• **THE PROBLEM**
What is the number of lines containing the word "title"? Please answer with that number and nothing more.
=-=-=-=-=
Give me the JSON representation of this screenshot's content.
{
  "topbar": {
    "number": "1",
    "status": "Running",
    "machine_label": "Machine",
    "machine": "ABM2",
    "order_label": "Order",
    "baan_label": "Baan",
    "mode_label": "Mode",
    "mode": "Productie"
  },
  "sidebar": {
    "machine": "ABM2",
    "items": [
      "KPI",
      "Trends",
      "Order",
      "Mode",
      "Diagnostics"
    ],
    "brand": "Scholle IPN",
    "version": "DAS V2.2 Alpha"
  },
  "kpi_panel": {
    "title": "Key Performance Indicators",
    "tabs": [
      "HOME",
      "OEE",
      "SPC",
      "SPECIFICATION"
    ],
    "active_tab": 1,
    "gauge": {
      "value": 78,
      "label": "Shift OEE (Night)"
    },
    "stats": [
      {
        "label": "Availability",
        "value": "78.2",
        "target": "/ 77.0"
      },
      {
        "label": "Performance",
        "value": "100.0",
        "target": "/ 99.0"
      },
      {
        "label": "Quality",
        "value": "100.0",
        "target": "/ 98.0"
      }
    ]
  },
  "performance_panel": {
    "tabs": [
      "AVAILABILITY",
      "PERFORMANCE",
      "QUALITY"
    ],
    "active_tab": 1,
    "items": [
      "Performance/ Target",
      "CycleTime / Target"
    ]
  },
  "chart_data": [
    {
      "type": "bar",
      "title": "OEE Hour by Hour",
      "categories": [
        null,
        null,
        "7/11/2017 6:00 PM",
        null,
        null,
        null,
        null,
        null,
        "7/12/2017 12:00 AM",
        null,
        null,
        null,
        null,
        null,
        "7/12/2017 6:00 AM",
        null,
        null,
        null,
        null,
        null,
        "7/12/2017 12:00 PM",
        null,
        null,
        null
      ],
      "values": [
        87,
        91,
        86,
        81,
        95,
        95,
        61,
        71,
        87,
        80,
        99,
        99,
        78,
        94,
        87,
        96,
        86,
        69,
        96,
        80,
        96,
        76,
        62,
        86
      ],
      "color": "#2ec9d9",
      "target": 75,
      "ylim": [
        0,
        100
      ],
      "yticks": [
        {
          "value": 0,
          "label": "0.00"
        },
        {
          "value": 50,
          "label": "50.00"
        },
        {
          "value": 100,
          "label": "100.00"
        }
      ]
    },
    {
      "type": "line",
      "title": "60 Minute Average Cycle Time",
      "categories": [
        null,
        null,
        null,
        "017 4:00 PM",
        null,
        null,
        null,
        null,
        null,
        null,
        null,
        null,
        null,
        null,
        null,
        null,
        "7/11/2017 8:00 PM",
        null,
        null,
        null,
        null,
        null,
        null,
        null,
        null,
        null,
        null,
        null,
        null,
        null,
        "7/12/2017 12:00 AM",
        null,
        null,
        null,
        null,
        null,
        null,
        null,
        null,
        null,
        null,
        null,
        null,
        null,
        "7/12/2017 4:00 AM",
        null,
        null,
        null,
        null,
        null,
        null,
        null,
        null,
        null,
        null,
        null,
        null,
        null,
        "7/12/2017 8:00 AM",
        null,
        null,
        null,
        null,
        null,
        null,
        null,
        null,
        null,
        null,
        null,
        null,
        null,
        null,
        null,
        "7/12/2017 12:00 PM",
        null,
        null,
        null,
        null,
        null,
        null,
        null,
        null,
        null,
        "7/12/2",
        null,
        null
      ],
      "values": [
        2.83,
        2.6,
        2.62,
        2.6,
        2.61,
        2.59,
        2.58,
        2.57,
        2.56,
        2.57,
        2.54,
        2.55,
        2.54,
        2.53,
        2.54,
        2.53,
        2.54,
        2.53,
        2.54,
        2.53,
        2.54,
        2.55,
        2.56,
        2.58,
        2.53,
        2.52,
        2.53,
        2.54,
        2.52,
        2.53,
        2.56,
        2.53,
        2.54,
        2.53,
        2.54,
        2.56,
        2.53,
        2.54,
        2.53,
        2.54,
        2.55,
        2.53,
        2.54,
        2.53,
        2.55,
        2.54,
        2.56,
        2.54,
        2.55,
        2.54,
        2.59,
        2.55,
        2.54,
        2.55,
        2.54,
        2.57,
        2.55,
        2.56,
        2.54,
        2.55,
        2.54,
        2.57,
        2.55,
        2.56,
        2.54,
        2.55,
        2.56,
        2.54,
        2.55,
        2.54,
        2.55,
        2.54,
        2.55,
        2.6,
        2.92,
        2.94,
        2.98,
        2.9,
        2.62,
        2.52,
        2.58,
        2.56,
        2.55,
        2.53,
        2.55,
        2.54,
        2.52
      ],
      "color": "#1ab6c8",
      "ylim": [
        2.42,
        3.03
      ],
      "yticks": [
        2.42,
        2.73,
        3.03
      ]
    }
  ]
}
=-=-=-=-=
• **RESPONSE TO THIS TASK**
3